[Dataset records]
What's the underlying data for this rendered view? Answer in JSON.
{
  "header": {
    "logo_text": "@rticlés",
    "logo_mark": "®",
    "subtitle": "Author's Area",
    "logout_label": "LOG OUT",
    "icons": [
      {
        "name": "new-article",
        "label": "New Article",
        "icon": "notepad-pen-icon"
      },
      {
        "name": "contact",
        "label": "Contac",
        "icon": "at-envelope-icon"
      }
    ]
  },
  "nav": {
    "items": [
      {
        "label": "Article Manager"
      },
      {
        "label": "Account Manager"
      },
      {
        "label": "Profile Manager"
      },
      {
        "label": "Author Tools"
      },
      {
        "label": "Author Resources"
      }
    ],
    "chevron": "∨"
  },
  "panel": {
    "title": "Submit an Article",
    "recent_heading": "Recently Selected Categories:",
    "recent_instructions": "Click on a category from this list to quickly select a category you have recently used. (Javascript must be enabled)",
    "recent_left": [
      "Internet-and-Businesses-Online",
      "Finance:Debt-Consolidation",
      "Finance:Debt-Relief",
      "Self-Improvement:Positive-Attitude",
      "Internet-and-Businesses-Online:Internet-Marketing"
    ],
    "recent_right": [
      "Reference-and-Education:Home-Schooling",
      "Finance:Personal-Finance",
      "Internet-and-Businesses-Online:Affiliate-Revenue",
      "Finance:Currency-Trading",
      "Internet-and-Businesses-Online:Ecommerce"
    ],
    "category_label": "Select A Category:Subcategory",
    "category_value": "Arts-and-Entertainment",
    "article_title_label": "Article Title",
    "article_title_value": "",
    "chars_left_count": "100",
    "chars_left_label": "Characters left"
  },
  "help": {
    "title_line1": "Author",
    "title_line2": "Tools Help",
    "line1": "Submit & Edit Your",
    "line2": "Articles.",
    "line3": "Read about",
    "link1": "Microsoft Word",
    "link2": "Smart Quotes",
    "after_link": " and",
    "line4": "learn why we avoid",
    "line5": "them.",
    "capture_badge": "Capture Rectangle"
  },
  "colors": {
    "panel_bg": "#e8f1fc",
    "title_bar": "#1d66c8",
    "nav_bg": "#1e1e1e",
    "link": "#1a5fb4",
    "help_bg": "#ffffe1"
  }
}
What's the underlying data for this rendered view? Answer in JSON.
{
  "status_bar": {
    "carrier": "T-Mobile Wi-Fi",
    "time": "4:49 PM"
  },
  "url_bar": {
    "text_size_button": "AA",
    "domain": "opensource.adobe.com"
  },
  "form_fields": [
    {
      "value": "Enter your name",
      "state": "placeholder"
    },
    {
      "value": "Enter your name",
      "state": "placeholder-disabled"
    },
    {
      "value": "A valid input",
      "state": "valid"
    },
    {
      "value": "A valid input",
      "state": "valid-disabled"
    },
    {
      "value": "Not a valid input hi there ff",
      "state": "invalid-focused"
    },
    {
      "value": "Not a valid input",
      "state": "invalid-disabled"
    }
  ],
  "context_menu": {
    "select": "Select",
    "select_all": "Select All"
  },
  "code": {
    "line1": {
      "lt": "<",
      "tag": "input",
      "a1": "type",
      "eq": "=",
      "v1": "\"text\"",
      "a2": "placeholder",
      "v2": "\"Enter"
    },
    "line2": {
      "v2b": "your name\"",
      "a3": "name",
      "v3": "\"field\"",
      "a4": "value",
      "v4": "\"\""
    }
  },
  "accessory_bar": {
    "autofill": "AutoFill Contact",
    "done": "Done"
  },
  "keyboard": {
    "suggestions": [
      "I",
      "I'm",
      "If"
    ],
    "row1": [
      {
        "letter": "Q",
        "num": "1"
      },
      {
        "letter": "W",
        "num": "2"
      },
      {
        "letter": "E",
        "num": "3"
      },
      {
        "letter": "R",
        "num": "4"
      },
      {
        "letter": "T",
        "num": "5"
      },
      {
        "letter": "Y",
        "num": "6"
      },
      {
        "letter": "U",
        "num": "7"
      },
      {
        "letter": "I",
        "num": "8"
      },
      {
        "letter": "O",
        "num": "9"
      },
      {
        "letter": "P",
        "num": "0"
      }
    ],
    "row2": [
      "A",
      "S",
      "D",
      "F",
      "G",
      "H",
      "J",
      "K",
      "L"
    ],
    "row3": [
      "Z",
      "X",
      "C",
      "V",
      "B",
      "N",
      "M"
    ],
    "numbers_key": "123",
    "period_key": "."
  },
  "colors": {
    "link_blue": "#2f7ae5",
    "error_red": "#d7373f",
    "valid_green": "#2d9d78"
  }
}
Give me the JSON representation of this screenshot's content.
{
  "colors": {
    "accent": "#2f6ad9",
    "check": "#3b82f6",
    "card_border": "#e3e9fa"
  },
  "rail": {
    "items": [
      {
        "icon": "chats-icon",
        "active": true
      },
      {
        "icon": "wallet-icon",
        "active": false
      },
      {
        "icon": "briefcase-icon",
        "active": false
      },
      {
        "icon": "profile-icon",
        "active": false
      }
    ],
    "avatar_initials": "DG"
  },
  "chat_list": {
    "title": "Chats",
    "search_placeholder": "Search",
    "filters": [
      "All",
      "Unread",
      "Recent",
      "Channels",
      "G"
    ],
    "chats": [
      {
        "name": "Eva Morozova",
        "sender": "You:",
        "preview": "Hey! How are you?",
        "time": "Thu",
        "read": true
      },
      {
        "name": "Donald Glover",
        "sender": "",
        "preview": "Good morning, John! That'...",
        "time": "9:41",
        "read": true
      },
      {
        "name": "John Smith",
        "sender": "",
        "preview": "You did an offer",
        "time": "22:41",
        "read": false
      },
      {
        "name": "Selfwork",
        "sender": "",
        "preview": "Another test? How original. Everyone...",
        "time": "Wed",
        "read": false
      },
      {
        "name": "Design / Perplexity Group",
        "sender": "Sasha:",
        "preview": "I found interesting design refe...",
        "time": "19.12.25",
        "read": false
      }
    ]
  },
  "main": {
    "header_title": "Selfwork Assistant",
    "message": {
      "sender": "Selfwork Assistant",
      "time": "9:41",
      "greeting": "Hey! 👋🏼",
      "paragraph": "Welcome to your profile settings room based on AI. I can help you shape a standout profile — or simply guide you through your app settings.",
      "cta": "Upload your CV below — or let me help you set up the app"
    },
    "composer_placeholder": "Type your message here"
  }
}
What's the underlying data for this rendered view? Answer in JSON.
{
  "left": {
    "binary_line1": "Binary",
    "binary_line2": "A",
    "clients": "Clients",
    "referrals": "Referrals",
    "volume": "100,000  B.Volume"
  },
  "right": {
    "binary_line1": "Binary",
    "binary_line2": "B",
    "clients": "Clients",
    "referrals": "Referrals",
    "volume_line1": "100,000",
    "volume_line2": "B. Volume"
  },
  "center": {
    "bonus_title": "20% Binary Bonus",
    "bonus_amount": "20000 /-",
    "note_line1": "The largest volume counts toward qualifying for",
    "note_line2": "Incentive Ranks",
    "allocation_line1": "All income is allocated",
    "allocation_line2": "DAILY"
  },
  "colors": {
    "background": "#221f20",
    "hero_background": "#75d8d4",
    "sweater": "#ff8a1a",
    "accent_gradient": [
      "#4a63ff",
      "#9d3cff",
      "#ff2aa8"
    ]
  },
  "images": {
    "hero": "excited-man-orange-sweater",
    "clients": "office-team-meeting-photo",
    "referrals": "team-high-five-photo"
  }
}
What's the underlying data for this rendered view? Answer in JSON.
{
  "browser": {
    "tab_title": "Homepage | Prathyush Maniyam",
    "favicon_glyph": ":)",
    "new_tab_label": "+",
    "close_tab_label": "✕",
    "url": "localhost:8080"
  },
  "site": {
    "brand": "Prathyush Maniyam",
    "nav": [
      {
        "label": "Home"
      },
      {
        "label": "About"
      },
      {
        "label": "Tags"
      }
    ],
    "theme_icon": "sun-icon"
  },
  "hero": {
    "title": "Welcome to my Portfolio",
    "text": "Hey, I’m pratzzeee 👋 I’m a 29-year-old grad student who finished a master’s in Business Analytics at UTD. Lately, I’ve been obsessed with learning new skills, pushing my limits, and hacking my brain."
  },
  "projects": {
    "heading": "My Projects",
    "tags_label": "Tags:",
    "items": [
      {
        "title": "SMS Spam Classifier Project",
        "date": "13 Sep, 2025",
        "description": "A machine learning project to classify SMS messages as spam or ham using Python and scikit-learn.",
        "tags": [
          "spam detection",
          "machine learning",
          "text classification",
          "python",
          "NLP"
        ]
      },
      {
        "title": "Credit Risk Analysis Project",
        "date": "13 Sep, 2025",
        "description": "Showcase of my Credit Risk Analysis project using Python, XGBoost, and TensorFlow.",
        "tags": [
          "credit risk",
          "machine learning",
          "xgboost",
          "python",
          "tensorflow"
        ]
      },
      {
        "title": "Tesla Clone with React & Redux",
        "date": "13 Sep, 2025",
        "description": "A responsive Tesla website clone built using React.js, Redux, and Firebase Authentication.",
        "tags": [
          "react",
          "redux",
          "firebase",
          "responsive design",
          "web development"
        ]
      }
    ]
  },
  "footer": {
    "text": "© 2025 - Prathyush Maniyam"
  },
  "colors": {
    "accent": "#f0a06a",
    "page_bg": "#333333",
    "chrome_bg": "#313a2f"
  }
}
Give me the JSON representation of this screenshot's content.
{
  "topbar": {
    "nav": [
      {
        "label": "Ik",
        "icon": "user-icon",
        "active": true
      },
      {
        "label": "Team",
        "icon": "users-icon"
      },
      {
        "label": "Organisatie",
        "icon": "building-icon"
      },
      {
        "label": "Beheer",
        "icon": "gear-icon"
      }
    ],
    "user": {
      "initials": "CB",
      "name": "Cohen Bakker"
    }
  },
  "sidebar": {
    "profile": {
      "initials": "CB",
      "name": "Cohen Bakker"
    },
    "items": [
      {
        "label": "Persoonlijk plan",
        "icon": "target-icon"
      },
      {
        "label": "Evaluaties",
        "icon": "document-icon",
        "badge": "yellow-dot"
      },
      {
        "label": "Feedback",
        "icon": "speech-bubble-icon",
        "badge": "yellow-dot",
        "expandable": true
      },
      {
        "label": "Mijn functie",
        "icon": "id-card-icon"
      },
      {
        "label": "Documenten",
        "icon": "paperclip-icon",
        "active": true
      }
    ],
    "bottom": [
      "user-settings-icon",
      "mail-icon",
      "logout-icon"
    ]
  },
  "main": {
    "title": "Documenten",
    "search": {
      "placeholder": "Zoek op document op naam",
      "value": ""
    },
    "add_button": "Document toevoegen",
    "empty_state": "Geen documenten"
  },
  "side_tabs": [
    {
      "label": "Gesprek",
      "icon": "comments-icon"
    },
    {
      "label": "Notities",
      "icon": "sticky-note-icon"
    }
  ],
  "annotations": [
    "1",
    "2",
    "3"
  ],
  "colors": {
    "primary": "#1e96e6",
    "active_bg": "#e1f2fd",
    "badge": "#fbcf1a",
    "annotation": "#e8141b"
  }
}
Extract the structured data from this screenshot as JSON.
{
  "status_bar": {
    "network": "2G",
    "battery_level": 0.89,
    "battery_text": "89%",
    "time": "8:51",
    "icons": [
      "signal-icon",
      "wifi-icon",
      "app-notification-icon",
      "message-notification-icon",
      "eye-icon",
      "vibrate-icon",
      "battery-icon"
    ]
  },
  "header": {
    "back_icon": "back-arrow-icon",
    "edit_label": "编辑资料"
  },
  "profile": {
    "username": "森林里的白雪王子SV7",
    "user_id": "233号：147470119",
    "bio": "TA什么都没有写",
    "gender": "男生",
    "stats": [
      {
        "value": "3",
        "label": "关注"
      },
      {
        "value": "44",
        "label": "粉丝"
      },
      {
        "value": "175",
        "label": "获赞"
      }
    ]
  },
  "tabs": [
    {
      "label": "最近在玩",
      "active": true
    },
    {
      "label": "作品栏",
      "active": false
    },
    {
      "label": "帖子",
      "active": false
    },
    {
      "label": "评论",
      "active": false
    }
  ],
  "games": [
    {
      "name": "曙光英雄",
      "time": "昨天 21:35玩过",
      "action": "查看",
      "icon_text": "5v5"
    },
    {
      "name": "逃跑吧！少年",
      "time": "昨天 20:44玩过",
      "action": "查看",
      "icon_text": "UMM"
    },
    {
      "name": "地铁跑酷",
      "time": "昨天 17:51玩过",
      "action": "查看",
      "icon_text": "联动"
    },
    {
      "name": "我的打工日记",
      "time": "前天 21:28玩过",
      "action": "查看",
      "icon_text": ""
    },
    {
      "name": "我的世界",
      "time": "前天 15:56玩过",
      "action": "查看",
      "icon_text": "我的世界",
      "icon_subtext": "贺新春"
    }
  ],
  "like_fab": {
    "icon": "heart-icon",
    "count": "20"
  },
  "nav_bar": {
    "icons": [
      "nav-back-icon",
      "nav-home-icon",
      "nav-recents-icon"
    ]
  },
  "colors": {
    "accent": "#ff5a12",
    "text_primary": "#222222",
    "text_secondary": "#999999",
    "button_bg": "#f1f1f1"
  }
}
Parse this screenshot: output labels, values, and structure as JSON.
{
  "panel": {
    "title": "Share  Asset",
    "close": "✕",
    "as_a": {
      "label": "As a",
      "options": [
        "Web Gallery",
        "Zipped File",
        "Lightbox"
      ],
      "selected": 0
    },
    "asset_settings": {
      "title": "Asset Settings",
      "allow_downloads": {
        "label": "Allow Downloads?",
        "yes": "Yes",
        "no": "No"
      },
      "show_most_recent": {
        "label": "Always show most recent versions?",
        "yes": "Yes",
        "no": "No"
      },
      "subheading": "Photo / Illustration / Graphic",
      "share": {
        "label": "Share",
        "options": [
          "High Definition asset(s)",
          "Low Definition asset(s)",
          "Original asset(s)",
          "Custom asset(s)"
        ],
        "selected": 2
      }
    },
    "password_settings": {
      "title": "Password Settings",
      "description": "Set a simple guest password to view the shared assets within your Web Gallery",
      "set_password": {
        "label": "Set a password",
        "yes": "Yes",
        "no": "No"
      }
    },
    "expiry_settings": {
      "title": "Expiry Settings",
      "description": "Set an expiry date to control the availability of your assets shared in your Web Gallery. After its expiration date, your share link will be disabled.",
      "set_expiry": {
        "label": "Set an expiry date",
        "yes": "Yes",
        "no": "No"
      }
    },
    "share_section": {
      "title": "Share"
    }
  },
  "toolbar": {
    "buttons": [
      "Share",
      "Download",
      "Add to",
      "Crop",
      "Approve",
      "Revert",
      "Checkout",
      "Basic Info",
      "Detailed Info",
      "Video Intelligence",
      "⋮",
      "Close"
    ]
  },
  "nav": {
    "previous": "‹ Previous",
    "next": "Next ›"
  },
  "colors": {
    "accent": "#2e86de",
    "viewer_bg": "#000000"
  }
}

Stated goal. Lines holding the word "Prathyush" should be counted across the entries; state only how many there are.

Output for this task. 3